Entries taken from a collection

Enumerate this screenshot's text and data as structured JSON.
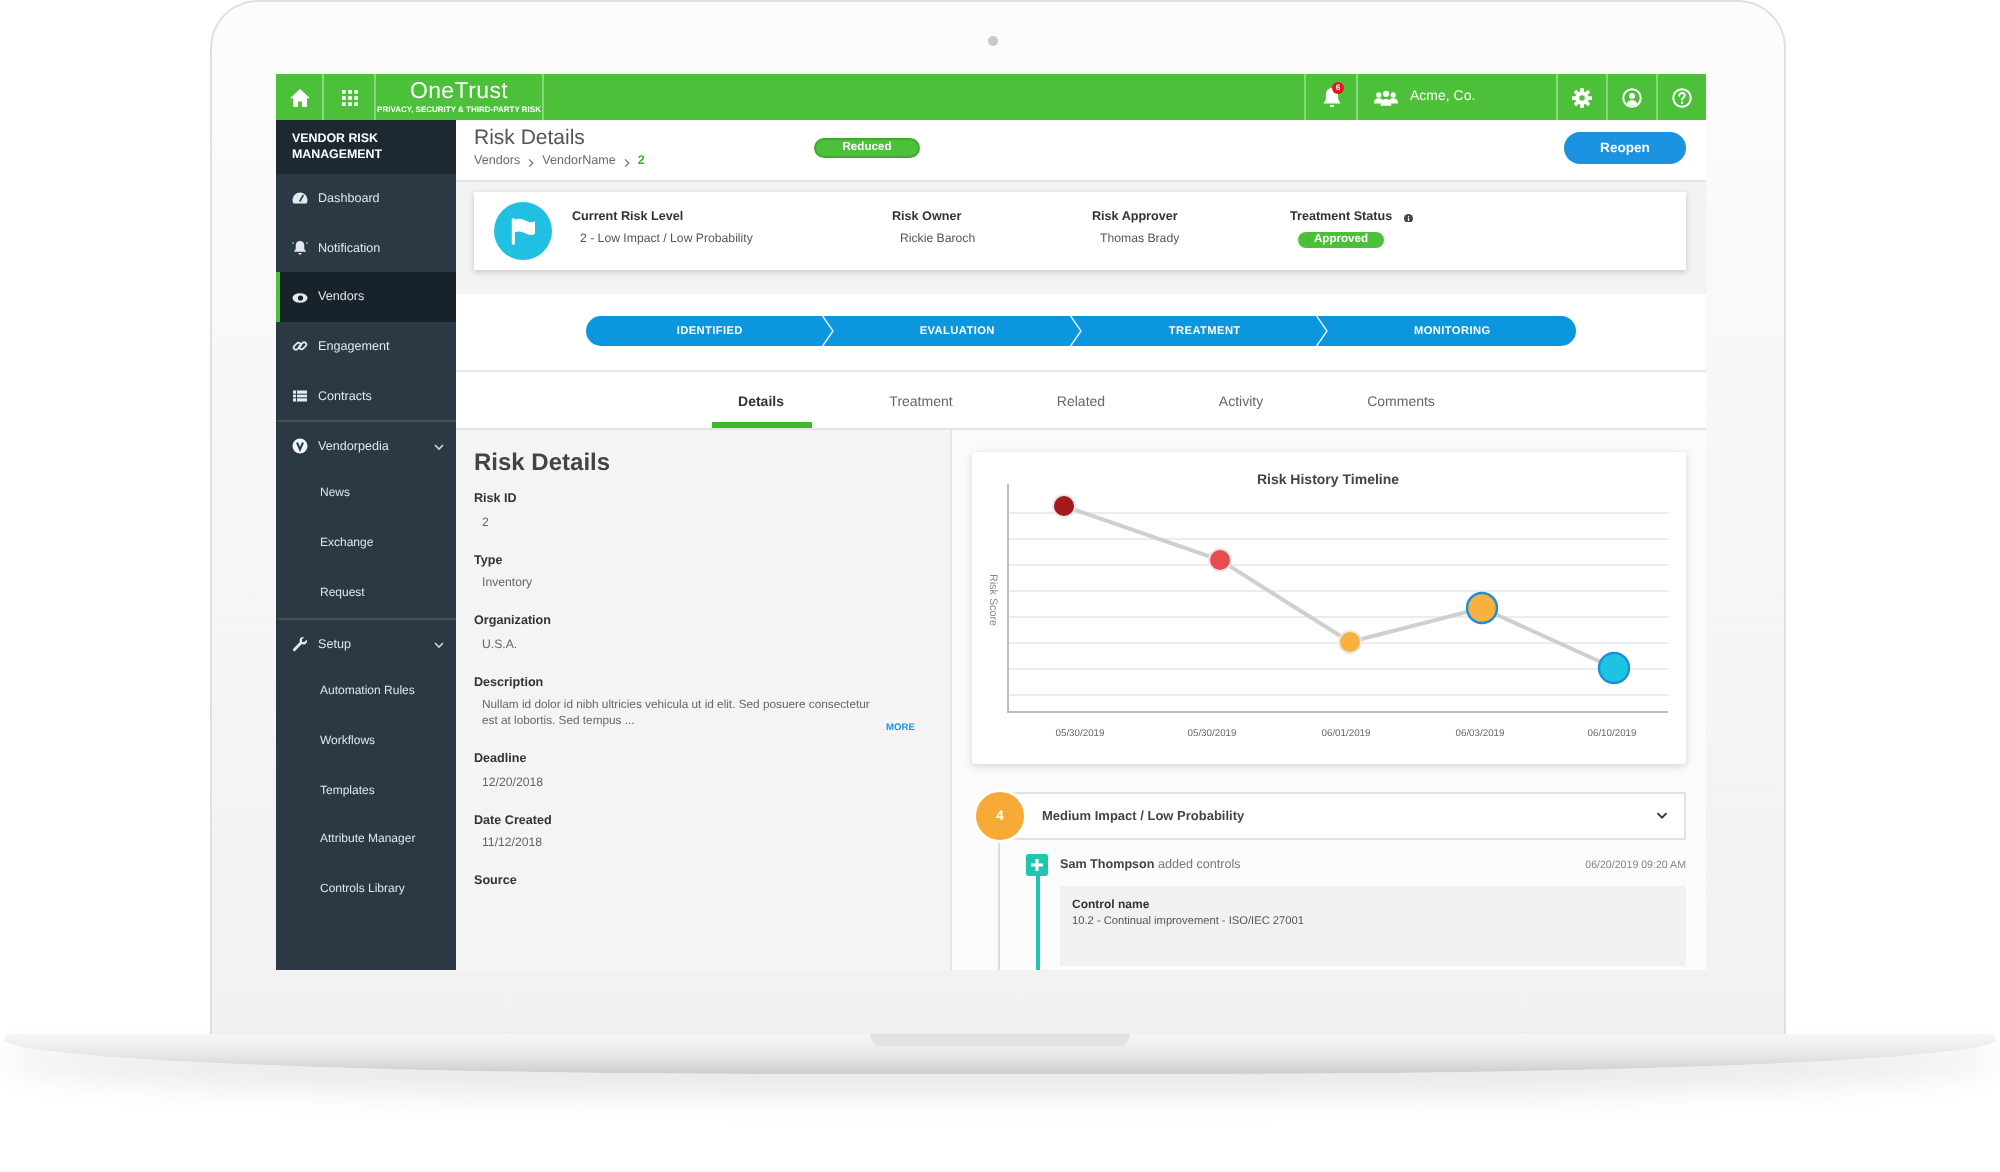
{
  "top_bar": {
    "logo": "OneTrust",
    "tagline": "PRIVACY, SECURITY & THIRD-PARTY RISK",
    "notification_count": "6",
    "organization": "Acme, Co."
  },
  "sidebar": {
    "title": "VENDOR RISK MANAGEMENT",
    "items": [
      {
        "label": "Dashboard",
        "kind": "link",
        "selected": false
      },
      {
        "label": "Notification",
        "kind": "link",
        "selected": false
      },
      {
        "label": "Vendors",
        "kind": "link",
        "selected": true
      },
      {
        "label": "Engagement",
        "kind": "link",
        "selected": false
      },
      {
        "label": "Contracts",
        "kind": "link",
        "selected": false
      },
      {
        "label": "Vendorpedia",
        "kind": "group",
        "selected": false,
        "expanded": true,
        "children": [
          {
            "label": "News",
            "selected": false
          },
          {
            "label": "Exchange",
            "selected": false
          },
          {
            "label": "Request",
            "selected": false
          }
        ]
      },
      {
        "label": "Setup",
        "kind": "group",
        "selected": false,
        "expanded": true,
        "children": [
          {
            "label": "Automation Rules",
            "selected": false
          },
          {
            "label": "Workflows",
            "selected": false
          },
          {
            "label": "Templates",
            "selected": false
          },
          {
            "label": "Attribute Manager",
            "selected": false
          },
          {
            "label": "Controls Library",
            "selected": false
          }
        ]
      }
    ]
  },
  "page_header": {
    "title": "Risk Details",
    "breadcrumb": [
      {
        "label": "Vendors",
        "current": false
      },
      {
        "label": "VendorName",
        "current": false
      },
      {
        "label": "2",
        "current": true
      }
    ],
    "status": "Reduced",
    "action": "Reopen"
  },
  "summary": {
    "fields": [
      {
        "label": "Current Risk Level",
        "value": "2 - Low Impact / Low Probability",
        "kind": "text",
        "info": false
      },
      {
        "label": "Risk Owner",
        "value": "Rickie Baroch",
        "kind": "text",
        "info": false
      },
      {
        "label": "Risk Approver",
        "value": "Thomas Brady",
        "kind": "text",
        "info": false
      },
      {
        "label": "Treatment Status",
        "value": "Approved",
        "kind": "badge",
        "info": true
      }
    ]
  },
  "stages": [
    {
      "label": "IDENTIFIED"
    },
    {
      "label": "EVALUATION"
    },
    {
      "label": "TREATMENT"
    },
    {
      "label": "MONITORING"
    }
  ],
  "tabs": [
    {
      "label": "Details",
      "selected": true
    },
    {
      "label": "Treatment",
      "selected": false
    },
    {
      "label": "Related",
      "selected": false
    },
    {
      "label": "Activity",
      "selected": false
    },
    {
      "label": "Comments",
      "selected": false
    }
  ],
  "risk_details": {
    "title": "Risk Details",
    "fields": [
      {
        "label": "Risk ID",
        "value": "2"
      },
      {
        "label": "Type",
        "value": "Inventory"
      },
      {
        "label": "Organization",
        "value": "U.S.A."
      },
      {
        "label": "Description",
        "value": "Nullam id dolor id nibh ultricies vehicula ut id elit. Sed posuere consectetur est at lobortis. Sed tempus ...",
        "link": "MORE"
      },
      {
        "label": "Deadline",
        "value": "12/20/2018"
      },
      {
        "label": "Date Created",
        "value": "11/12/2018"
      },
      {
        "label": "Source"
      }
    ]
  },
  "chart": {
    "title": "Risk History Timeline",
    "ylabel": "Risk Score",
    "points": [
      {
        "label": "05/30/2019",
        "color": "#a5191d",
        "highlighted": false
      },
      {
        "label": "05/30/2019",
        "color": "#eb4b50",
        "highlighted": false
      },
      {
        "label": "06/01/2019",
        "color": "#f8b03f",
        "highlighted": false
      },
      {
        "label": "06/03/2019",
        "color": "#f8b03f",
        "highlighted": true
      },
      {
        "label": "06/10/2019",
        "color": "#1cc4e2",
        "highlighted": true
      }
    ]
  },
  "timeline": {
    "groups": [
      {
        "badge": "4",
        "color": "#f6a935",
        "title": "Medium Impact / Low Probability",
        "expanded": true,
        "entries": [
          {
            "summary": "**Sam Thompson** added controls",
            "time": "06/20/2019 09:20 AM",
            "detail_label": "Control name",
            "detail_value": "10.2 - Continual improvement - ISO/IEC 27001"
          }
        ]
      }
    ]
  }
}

→ **TASK BRIEF**: Locate each line with the word "Probability" and copy it.

→ **TASK ANSWER**:
        "value": "2 - Low Impact / Low Probability",
        "title": "Medium Impact / Low Probability",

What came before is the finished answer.